Dataset records:

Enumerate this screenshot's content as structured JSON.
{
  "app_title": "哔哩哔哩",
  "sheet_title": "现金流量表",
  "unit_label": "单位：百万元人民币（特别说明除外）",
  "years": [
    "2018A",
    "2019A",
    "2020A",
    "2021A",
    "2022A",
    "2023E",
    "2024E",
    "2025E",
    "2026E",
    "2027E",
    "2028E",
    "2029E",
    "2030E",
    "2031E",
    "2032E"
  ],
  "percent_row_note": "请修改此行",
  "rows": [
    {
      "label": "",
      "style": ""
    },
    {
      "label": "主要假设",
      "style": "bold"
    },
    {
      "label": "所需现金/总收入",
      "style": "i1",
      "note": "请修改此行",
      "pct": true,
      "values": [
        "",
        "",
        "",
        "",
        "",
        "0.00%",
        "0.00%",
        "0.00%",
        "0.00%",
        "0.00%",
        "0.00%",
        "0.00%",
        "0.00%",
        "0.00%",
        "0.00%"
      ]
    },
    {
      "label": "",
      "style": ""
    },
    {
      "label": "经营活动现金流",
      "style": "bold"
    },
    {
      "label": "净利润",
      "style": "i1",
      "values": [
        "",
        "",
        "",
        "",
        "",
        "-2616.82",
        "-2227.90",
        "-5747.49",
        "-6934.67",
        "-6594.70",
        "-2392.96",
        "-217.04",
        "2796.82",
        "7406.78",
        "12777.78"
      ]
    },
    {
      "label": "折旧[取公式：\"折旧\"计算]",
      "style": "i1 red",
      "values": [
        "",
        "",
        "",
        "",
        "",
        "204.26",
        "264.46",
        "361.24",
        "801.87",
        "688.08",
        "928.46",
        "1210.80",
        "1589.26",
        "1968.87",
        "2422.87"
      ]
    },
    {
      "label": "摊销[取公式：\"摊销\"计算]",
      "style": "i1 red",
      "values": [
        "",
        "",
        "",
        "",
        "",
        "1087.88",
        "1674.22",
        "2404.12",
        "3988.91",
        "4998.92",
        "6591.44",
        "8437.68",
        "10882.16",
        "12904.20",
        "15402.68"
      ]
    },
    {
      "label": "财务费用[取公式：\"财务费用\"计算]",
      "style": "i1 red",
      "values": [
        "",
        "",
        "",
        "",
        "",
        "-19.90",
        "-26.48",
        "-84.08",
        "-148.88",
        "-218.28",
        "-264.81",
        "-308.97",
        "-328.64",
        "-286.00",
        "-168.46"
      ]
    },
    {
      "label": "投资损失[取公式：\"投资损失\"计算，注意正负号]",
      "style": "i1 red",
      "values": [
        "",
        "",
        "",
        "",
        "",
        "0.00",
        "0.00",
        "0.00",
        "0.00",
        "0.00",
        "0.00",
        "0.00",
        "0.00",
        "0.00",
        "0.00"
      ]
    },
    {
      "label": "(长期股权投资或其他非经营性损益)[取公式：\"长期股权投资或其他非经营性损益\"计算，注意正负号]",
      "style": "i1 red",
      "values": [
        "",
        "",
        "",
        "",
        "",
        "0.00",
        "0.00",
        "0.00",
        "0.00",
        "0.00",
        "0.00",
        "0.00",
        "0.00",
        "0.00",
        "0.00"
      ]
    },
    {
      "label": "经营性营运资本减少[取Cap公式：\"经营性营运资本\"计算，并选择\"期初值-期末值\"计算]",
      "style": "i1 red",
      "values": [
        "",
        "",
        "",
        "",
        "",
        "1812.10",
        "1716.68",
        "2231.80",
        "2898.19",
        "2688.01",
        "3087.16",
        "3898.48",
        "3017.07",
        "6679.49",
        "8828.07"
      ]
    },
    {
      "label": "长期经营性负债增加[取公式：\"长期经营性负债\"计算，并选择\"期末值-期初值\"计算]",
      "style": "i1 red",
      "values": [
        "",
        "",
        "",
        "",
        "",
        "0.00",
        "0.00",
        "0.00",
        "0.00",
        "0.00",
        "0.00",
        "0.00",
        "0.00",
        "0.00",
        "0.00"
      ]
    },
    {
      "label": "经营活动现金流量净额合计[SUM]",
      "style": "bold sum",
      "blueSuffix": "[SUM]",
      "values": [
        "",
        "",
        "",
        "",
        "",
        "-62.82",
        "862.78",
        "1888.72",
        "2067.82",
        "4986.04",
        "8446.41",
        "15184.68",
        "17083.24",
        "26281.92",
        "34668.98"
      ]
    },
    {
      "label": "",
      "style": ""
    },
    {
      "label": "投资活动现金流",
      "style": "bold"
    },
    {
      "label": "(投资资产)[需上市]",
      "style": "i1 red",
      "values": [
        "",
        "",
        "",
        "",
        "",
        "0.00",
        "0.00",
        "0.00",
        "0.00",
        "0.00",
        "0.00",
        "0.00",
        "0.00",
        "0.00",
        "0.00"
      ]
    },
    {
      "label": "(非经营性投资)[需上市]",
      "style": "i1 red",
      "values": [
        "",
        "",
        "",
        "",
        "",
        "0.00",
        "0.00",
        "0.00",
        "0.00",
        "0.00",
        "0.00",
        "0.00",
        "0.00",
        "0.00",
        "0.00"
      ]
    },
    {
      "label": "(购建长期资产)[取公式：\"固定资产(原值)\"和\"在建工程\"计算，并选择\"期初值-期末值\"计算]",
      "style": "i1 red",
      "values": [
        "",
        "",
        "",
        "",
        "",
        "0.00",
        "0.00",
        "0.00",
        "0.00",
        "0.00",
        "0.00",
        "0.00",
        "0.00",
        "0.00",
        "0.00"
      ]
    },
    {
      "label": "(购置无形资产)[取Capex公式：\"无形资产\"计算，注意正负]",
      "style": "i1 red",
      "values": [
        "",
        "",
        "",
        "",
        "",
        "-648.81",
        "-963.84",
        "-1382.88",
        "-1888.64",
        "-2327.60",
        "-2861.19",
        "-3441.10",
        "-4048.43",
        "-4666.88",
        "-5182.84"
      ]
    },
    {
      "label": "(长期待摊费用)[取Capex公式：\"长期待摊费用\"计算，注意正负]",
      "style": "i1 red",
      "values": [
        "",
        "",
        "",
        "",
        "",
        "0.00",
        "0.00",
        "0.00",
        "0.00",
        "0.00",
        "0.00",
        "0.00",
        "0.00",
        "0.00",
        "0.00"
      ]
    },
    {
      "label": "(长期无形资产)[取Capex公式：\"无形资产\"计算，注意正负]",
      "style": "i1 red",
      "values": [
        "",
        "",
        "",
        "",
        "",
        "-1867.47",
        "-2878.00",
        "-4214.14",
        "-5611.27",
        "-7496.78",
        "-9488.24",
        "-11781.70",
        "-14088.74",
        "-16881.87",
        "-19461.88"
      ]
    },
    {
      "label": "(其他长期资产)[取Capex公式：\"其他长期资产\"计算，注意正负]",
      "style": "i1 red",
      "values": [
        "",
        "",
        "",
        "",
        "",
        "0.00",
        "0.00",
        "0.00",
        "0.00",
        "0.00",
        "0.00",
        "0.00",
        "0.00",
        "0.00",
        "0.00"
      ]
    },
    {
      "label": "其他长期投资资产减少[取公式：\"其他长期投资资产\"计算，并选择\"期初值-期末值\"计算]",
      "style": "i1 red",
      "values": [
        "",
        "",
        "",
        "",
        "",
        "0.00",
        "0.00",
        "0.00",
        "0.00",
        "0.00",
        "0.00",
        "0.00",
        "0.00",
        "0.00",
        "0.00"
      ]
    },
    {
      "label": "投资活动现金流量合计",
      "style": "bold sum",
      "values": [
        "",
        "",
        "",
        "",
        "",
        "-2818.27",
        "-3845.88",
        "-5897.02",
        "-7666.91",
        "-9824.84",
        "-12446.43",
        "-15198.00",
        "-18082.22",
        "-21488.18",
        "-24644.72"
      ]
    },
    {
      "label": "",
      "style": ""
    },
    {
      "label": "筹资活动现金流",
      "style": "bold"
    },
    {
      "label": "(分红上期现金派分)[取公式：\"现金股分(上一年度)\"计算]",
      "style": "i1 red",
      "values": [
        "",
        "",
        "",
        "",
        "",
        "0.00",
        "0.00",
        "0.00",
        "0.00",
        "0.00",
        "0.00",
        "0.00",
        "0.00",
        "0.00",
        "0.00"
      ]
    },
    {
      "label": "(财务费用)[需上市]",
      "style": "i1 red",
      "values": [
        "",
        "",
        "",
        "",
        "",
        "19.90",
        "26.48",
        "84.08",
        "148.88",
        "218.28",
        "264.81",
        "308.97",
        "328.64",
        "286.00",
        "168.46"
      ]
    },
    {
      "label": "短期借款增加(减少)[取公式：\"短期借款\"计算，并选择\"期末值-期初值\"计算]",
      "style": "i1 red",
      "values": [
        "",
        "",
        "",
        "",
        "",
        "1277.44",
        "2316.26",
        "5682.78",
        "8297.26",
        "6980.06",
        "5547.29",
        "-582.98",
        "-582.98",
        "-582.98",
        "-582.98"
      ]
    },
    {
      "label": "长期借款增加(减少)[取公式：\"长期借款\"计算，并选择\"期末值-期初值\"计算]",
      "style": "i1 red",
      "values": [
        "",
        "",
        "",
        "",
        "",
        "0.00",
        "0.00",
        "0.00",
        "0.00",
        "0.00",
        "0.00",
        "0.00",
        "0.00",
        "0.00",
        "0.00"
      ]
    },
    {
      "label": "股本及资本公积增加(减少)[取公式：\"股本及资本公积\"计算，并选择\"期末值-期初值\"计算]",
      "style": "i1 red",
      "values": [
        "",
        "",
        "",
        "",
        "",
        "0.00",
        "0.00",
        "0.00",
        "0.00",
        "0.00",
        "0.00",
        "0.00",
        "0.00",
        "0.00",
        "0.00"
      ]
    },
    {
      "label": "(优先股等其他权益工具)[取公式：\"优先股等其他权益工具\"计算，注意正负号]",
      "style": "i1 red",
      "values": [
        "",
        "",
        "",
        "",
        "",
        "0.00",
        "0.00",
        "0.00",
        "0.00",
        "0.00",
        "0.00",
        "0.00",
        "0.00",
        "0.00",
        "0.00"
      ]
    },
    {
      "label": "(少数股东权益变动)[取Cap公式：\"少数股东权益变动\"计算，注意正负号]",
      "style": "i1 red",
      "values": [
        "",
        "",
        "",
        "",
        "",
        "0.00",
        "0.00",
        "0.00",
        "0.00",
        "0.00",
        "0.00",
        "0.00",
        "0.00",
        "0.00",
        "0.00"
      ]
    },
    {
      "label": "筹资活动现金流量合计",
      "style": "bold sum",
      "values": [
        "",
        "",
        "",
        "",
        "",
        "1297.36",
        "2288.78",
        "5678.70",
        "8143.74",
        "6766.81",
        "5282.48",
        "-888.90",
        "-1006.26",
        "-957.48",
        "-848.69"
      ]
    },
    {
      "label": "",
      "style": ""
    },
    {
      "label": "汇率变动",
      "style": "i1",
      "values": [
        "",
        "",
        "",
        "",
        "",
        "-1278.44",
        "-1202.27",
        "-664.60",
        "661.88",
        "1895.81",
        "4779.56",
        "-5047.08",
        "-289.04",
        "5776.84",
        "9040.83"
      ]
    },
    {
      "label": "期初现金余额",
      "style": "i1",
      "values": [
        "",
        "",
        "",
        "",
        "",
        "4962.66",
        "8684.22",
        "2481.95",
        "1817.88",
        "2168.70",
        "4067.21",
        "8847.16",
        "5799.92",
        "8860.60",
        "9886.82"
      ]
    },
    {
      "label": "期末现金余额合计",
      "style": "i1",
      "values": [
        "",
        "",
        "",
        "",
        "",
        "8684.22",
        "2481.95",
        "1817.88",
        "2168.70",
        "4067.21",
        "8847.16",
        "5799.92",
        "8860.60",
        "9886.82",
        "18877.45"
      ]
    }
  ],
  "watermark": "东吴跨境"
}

> _YOUR INSTRUCTIONS_:
Tally the lines in the listing that hold "取Cap公式" and report the number alone.

> _ANSWER_:
2